> _Records to process_:
===============

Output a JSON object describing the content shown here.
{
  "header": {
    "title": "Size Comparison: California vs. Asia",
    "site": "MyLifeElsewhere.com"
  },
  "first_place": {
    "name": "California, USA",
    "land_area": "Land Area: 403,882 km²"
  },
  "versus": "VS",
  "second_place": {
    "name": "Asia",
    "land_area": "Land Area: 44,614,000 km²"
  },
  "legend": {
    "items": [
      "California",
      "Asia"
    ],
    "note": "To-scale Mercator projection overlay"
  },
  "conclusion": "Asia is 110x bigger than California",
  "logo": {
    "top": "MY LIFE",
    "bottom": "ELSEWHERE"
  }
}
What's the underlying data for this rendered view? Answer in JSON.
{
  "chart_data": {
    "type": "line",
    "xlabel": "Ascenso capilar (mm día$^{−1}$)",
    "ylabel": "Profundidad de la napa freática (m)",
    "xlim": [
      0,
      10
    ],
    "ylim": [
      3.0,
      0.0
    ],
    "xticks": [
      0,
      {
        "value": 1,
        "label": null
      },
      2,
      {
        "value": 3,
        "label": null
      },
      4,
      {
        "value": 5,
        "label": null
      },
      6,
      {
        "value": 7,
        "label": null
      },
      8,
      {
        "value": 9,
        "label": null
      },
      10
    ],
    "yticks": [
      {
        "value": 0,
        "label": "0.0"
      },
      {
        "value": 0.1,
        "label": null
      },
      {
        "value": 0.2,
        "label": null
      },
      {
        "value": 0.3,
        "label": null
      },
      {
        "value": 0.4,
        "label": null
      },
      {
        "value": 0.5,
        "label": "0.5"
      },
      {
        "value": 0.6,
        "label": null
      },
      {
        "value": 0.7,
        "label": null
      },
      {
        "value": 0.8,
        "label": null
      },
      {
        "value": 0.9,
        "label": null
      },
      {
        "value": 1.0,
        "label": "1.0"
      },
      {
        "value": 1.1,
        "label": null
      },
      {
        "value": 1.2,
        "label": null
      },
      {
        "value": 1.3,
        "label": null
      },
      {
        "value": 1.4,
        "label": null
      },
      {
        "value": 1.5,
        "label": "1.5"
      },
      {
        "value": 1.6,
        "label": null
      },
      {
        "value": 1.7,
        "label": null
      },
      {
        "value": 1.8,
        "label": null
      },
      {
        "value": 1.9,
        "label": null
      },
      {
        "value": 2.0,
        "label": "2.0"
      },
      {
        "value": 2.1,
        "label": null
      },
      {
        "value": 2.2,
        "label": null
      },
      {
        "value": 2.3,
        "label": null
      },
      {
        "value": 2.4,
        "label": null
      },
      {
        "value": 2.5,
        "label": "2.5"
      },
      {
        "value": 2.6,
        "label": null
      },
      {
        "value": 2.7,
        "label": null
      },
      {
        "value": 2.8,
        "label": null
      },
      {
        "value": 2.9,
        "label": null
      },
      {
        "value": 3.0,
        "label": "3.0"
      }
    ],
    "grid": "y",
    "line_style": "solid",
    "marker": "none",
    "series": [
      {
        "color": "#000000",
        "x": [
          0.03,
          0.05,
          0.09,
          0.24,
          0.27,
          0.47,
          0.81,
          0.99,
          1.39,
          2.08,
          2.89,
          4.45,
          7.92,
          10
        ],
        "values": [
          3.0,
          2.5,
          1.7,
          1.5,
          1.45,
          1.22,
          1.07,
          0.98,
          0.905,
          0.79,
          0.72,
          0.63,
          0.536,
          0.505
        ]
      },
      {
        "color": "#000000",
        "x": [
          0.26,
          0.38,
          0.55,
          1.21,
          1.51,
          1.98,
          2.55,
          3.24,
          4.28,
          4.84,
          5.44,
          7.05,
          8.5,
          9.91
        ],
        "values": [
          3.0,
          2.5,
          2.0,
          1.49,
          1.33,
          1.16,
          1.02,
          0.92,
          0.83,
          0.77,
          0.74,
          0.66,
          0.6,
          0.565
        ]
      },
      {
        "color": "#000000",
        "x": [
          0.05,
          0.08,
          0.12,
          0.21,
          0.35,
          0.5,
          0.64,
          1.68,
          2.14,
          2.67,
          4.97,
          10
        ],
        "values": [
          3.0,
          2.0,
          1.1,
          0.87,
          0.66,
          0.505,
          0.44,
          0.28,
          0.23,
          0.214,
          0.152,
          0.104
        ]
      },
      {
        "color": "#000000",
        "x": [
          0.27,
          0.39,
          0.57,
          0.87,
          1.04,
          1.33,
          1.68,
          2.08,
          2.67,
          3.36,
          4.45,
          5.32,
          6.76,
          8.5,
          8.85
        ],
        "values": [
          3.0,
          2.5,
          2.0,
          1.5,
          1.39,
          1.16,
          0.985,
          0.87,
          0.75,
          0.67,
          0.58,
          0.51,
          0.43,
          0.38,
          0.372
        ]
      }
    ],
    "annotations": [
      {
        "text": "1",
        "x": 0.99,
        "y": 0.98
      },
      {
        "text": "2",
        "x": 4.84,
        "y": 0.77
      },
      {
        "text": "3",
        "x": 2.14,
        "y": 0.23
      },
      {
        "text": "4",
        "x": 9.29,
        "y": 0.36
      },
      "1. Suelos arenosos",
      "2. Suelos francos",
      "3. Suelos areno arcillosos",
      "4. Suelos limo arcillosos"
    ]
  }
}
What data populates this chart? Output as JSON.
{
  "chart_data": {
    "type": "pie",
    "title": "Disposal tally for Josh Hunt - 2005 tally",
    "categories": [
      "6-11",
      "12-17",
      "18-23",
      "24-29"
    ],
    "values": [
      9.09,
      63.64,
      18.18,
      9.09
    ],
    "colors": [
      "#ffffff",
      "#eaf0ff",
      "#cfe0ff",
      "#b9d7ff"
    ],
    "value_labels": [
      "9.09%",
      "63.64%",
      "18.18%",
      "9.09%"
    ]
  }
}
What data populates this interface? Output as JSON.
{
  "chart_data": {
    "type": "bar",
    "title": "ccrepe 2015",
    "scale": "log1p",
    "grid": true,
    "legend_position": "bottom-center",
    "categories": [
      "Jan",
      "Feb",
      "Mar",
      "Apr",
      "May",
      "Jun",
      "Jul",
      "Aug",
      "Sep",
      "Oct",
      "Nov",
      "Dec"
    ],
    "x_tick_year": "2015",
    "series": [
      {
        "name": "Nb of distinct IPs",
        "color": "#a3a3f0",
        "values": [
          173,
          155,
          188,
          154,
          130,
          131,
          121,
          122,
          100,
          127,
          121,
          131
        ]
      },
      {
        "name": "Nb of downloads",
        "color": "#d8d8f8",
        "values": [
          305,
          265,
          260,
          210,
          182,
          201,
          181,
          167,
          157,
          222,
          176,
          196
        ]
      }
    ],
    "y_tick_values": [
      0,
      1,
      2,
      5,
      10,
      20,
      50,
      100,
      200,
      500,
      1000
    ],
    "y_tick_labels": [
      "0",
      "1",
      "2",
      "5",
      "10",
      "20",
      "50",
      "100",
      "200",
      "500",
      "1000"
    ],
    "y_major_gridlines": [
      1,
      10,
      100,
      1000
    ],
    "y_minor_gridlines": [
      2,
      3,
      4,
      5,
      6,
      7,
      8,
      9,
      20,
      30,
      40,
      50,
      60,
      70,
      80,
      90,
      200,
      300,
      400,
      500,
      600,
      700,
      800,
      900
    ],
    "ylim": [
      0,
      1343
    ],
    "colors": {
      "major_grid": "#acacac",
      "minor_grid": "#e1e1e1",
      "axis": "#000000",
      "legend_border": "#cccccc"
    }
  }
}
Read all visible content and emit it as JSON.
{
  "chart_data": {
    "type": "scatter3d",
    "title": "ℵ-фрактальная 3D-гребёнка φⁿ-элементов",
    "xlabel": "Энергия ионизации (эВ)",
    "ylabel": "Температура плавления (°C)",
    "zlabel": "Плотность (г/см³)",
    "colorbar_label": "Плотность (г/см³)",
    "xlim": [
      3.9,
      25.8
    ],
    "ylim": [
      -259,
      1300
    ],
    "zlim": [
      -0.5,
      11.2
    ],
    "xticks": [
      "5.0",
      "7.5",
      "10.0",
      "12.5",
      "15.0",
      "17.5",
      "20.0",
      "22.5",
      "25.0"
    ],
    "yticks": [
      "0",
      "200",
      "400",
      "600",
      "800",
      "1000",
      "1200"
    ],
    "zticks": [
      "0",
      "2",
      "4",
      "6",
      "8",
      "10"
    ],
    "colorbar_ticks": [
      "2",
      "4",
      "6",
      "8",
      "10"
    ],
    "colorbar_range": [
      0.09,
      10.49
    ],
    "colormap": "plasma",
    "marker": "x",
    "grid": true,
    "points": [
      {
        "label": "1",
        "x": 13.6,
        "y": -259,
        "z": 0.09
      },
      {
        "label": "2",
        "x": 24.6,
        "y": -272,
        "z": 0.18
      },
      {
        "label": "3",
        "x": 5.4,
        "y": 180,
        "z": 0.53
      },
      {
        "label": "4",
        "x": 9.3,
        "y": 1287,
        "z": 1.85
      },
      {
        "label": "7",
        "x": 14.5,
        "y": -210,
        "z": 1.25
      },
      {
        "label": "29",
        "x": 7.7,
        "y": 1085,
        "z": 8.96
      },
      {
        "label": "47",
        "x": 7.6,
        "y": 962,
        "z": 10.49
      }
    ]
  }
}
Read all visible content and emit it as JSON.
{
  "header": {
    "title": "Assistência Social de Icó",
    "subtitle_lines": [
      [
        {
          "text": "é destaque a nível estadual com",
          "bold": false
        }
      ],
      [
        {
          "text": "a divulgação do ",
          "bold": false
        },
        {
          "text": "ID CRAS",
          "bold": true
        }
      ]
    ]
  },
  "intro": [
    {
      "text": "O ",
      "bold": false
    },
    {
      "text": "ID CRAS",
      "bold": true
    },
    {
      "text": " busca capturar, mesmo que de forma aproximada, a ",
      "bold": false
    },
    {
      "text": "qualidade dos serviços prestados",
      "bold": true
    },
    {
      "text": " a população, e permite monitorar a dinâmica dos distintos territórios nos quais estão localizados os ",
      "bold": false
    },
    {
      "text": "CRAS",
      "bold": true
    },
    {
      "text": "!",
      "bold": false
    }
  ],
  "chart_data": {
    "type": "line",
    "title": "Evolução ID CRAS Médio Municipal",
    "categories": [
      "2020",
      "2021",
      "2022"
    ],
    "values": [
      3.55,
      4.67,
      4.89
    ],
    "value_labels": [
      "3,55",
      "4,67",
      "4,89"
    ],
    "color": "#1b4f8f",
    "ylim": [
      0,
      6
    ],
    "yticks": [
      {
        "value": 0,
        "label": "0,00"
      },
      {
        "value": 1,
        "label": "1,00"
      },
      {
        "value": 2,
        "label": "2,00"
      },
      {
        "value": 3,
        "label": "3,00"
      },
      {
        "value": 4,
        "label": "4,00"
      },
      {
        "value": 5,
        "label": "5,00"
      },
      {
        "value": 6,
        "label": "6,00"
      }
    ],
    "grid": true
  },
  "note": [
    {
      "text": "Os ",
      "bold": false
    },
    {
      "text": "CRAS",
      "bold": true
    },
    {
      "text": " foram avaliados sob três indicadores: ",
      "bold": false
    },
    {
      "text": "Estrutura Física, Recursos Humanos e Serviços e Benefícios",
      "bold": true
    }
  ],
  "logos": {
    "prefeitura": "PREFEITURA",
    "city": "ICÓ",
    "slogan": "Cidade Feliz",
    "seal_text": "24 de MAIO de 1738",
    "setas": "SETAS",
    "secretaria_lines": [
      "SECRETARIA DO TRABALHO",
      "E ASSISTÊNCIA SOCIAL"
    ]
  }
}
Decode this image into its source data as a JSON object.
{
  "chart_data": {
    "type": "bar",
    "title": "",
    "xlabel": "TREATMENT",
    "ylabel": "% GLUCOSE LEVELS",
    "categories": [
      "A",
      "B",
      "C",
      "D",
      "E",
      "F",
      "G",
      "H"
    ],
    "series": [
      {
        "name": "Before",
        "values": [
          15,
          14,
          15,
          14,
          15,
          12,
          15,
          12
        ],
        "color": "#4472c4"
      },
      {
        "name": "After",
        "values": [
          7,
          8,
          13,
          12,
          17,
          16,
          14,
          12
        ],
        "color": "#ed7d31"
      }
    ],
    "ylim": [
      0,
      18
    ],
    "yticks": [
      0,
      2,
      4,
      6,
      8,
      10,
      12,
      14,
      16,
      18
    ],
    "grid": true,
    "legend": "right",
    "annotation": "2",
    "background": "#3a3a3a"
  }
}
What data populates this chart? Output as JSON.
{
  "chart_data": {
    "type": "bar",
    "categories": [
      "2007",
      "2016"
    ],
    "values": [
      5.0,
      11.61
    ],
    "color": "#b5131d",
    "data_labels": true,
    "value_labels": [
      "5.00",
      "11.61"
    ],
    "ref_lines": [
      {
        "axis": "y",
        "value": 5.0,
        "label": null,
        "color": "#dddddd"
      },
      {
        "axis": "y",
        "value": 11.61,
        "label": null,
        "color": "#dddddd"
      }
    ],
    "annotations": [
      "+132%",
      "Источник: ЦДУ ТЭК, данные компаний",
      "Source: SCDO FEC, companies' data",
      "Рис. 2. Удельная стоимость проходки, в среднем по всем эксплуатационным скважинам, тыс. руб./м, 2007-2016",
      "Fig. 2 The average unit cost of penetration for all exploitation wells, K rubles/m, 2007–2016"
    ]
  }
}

===============

> _Instructions to follow_: Among the records above, find each line holding the string "Asia" and pull it out.

> _Solution_:
    "title": "Size Comparison: California vs. Asia",
    "name": "Asia",
      "Asia"
  "conclusion": "Asia is 110x bigger than California",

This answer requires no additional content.